Problem details ▸
Nothing should be left out: output all of the entries exactly.

Dataset rows about figures

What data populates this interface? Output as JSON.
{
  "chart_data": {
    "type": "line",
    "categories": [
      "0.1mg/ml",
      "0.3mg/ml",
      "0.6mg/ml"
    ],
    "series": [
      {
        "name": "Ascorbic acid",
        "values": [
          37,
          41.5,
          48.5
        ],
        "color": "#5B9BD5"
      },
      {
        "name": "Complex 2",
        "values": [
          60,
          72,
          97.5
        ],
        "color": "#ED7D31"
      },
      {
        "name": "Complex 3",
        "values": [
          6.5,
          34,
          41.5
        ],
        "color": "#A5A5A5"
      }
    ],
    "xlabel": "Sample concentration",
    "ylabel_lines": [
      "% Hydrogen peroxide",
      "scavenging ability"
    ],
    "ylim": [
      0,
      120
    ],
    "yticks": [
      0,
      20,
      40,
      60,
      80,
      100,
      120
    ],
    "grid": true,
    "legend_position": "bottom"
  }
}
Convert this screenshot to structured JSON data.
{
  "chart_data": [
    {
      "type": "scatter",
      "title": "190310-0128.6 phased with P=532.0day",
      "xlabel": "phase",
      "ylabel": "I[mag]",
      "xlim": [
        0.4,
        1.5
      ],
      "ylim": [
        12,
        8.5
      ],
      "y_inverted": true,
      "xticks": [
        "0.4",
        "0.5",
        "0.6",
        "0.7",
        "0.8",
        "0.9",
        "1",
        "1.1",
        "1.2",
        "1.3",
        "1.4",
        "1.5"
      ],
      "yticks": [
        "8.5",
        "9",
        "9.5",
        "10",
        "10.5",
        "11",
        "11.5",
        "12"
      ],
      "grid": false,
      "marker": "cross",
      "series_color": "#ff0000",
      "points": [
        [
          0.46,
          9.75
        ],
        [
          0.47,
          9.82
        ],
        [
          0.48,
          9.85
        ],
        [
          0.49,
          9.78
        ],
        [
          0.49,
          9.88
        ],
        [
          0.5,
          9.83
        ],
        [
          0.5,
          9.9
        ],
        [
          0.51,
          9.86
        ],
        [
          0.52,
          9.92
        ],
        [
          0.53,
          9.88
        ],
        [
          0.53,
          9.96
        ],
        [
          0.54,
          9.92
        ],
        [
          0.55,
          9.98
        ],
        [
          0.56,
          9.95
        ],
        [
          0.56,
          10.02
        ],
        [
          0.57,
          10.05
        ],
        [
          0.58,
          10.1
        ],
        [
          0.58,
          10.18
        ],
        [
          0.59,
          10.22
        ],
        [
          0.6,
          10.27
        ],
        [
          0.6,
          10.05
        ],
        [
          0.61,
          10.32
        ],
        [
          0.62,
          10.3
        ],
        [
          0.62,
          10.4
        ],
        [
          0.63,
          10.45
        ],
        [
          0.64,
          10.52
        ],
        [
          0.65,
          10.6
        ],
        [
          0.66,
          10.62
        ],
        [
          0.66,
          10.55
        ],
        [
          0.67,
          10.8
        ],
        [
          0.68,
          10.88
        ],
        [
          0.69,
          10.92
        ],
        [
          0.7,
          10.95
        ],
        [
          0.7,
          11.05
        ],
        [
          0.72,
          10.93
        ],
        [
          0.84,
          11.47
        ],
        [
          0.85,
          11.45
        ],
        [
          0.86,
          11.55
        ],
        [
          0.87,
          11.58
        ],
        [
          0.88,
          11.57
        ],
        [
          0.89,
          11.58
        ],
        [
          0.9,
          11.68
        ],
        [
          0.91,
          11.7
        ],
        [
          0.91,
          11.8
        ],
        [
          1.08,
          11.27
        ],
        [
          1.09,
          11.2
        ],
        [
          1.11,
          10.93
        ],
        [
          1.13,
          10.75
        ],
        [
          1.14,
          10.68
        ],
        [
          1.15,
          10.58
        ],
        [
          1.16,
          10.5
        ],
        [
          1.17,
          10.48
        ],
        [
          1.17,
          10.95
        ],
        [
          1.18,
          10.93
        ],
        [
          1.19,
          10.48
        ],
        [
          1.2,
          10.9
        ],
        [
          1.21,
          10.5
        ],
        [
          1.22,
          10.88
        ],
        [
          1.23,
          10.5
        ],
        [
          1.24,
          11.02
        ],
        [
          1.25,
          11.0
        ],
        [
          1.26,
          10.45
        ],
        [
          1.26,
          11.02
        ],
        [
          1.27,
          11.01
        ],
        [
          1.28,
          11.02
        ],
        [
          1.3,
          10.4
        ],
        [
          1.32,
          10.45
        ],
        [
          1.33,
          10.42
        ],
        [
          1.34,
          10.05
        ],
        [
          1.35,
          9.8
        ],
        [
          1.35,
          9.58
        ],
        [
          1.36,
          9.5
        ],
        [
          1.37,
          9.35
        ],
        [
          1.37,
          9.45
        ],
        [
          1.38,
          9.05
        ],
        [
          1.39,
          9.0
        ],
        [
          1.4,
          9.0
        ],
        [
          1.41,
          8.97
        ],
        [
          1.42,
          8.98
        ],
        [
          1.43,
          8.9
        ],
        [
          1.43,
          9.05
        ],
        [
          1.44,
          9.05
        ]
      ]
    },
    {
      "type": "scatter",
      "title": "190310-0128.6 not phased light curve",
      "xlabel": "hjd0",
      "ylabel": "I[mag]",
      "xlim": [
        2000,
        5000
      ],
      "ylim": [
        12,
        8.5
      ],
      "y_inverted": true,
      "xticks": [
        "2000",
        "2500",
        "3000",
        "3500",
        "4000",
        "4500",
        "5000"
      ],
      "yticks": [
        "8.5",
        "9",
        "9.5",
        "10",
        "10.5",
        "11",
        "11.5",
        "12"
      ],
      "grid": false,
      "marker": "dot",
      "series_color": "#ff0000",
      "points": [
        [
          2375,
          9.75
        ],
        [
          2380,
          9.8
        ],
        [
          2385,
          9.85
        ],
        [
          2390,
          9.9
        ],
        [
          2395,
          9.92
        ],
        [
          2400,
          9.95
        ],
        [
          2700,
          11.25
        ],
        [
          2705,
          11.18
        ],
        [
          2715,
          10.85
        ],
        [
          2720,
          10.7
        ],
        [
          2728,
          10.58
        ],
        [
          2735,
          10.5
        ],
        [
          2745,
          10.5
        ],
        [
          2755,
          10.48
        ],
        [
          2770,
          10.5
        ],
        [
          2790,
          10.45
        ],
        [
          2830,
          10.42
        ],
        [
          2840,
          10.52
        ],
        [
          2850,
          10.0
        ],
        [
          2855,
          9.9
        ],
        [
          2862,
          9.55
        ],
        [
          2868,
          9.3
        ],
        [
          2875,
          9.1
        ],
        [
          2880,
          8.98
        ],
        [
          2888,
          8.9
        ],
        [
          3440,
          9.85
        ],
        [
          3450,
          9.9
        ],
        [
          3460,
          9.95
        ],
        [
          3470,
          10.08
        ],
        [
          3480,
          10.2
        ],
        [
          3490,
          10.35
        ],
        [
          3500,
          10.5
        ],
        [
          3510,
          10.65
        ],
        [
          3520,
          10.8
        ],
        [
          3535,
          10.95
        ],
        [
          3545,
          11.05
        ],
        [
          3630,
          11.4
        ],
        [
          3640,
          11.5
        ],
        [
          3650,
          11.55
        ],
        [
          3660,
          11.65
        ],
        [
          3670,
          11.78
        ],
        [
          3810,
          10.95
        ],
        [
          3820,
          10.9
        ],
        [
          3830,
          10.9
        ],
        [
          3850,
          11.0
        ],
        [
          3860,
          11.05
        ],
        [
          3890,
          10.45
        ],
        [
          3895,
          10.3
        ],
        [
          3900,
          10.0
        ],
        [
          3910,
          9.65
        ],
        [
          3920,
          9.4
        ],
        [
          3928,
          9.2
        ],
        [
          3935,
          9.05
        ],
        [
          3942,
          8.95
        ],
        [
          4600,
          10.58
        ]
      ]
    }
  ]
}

Exercise response ▸
What data populates this interface? Output as JSON.
{
  "chart_data": {
    "type": "line",
    "categories": [
      "0.1mg/ml",
      "0.3mg/ml",
      "0.6mg/ml"
    ],
    "series": [
      {
        "name": "Ascorbic acid",
        "values": [
          37,
          41.5,
          48.5
        ],
        "color": "#5B9BD5"
      },
      {
        "name": "Complex 2",
        "values": [
          60,
          72,
          97.5
        ],
        "color": "#ED7D31"
      },
      {
        "name": "Complex 3",
        "values": [
          6.5,
          34,
          41.5
        ],
        "color": "#A5A5A5"
      }
    ],
    "xlabel": "Sample concentration",
    "ylabel_lines": [
      "% Hydrogen peroxide",
      "scavenging ability"
    ],
    "ylim": [
      0,
      120
    ],
    "yticks": [
      0,
      20,
      40,
      60,
      80,
      100,
      120
    ],
    "grid": true,
    "legend_position": "bottom"
  }
}
Convert this screenshot to structured JSON data.
{
  "chart_data": [
    {
      "type": "scatter",
      "title": "190310-0128.6 phased with P=532.0day",
      "xlabel": "phase",
      "ylabel": "I[mag]",
      "xlim": [
        0.4,
        1.5
      ],
      "ylim": [
        12,
        8.5
      ],
      "y_inverted": true,
      "xticks": [
        "0.4",
        "0.5",
        "0.6",
        "0.7",
        "0.8",
        "0.9",
        "1",
        "1.1",
        "1.2",
        "1.3",
        "1.4",
        "1.5"
      ],
      "yticks": [
        "8.5",
        "9",
        "9.5",
        "10",
        "10.5",
        "11",
        "11.5",
        "12"
      ],
      "grid": false,
      "marker": "cross",
      "series_color": "#ff0000",
      "points": [
        [
          0.46,
          9.75
        ],
        [
          0.47,
          9.82
        ],
        [
          0.48,
          9.85
        ],
        [
          0.49,
          9.78
        ],
        [
          0.49,
          9.88
        ],
        [
          0.5,
          9.83
        ],
        [
          0.5,
          9.9
        ],
        [
          0.51,
          9.86
        ],
        [
          0.52,
          9.92
        ],
        [
          0.53,
          9.88
        ],
        [
          0.53,
          9.96
        ],
        [
          0.54,
          9.92
        ],
        [
          0.55,
          9.98
        ],
        [
          0.56,
          9.95
        ],
        [
          0.56,
          10.02
        ],
        [
          0.57,
          10.05
        ],
        [
          0.58,
          10.1
        ],
        [
          0.58,
          10.18
        ],
        [
          0.59,
          10.22
        ],
        [
          0.6,
          10.27
        ],
        [
          0.6,
          10.05
        ],
        [
          0.61,
          10.32
        ],
        [
          0.62,
          10.3
        ],
        [
          0.62,
          10.4
        ],
        [
          0.63,
          10.45
        ],
        [
          0.64,
          10.52
        ],
        [
          0.65,
          10.6
        ],
        [
          0.66,
          10.62
        ],
        [
          0.66,
          10.55
        ],
        [
          0.67,
          10.8
        ],
        [
          0.68,
          10.88
        ],
        [
          0.69,
          10.92
        ],
        [
          0.7,
          10.95
        ],
        [
          0.7,
          11.05
        ],
        [
          0.72,
          10.93
        ],
        [
          0.84,
          11.47
        ],
        [
          0.85,
          11.45
        ],
        [
          0.86,
          11.55
        ],
        [
          0.87,
          11.58
        ],
        [
          0.88,
          11.57
        ],
        [
          0.89,
          11.58
        ],
        [
          0.9,
          11.68
        ],
        [
          0.91,
          11.7
        ],
        [
          0.91,
          11.8
        ],
        [
          1.08,
          11.27
        ],
        [
          1.09,
          11.2
        ],
        [
          1.11,
          10.93
        ],
        [
          1.13,
          10.75
        ],
        [
          1.14,
          10.68
        ],
        [
          1.15,
          10.58
        ],
        [
          1.16,
          10.5
        ],
        [
          1.17,
          10.48
        ],
        [
          1.17,
          10.95
        ],
        [
          1.18,
          10.93
        ],
        [
          1.19,
          10.48
        ],
        [
          1.2,
          10.9
        ],
        [
          1.21,
          10.5
        ],
        [
          1.22,
          10.88
        ],
        [
          1.23,
          10.5
        ],
        [
          1.24,
          11.02
        ],
        [
          1.25,
          11.0
        ],
        [
          1.26,
          10.45
        ],
        [
          1.26,
          11.02
        ],
        [
          1.27,
          11.01
        ],
        [
          1.28,
          11.02
        ],
        [
          1.3,
          10.4
        ],
        [
          1.32,
          10.45
        ],
        [
          1.33,
          10.42
        ],
        [
          1.34,
          10.05
        ],
        [
          1.35,
          9.8
        ],
        [
          1.35,
          9.58
        ],
        [
          1.36,
          9.5
        ],
        [
          1.37,
          9.35
        ],
        [
          1.37,
          9.45
        ],
        [
          1.38,
          9.05
        ],
        [
          1.39,
          9.0
        ],
        [
          1.4,
          9.0
        ],
        [
          1.41,
          8.97
        ],
        [
          1.42,
          8.98
        ],
        [
          1.43,
          8.9
        ],
        [
          1.43,
          9.05
        ],
        [
          1.44,
          9.05
        ]
      ]
    },
    {
      "type": "scatter",
      "title": "190310-0128.6 not phased light curve",
      "xlabel": "hjd0",
      "ylabel": "I[mag]",
      "xlim": [
        2000,
        5000
      ],
      "ylim": [
        12,
        8.5
      ],
      "y_inverted": true,
      "xticks": [
        "2000",
        "2500",
        "3000",
        "3500",
        "4000",
        "4500",
        "5000"
      ],
      "yticks": [
        "8.5",
        "9",
        "9.5",
        "10",
        "10.5",
        "11",
        "11.5",
        "12"
      ],
      "grid": false,
      "marker": "dot",
      "series_color": "#ff0000",
      "points": [
        [
          2375,
          9.75
        ],
        [
          2380,
          9.8
        ],
        [
          2385,
          9.85
        ],
        [
          2390,
          9.9
        ],
        [
          2395,
          9.92
        ],
        [
          2400,
          9.95
        ],
        [
          2700,
          11.25
        ],
        [
          2705,
          11.18
        ],
        [
          2715,
          10.85
        ],
        [
          2720,
          10.7
        ],
        [
          2728,
          10.58
        ],
        [
          2735,
          10.5
        ],
        [
          2745,
          10.5
        ],
        [
          2755,
          10.48
        ],
        [
          2770,
          10.5
        ],
        [
          2790,
          10.45
        ],
        [
          2830,
          10.42
        ],
        [
          2840,
          10.52
        ],
        [
          2850,
          10.0
        ],
        [
          2855,
          9.9
        ],
        [
          2862,
          9.55
        ],
        [
          2868,
          9.3
        ],
        [
          2875,
          9.1
        ],
        [
          2880,
          8.98
        ],
        [
          2888,
          8.9
        ],
        [
          3440,
          9.85
        ],
        [
          3450,
          9.9
        ],
        [
          3460,
          9.95
        ],
        [
          3470,
          10.08
        ],
        [
          3480,
          10.2
        ],
        [
          3490,
          10.35
        ],
        [
          3500,
          10.5
        ],
        [
          3510,
          10.65
        ],
        [
          3520,
          10.8
        ],
        [
          3535,
          10.95
        ],
        [
          3545,
          11.05
        ],
        [
          3630,
          11.4
        ],
        [
          3640,
          11.5
        ],
        [
          3650,
          11.55
        ],
        [
          3660,
          11.65
        ],
        [
          3670,
          11.78
        ],
        [
          3810,
          10.95
        ],
        [
          3820,
          10.9
        ],
        [
          3830,
          10.9
        ],
        [
          3850,
          11.0
        ],
        [
          3860,
          11.05
        ],
        [
          3890,
          10.45
        ],
        [
          3895,
          10.3
        ],
        [
          3900,
          10.0
        ],
        [
          3910,
          9.65
        ],
        [
          3920,
          9.4
        ],
        [
          3928,
          9.2
        ],
        [
          3935,
          9.05
        ],
        [
          3942,
          8.95
        ],
        [
          4600,
          10.58
        ]
      ]
    }
  ]
}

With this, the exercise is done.